[BEGIN Exercise materials]

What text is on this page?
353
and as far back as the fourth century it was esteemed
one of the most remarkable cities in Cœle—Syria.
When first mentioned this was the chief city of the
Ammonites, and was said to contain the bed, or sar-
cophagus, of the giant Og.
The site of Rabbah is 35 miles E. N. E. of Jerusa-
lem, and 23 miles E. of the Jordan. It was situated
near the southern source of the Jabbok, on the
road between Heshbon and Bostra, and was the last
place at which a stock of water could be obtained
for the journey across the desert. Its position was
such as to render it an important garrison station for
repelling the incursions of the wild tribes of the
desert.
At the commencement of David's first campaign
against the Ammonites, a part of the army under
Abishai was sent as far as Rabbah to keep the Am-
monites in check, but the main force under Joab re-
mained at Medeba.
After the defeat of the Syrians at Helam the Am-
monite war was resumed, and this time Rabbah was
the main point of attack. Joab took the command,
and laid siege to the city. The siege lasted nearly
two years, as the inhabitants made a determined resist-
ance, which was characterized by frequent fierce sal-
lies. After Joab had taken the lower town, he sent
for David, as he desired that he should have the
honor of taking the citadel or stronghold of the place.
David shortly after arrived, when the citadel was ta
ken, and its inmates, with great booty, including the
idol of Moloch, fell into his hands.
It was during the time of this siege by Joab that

[END Exercise materials]

→ **Your objective**
Above are some records. Print them all exactly.

→ **Task output**
What text is on this page?
353
and as far back as the fourth century it was esteemed
one of the most remarkable cities in Cœle—Syria.
When first mentioned this was the chief city of the
Ammonites, and was said to contain the bed, or sar-
cophagus, of the giant Og.
The site of Rabbah is 35 miles E. N. E. of Jerusa-
lem, and 23 miles E. of the Jordan. It was situated
near the southern source of the Jabbok, on the
road between Heshbon and Bostra, and was the last
place at which a stock of water could be obtained
for the journey across the desert. Its position was
such as to render it an important garrison station for
repelling the incursions of the wild tribes of the
desert.
At the commencement of David's first campaign
against the Ammonites, a part of the army under
Abishai was sent as far as Rabbah to keep the Am-
monites in check, but the main force under Joab re-
mained at Medeba.
After the defeat of the Syrians at Helam the Am-
monite war was resumed, and this time Rabbah was
the main point of attack. Joab took the command,
and laid siege to the city. The siege lasted nearly
two years, as the inhabitants made a determined resist-
ance, which was characterized by frequent fierce sal-
lies. After Joab had taken the lower town, he sent
for David, as he desired that he should have the
honor of taking the citadel or stronghold of the place.
David shortly after arrived, when the citadel was ta
ken, and its inmates, with great booty, including the
idol of Moloch, fell into his hands.
It was during the time of this siege by Joab that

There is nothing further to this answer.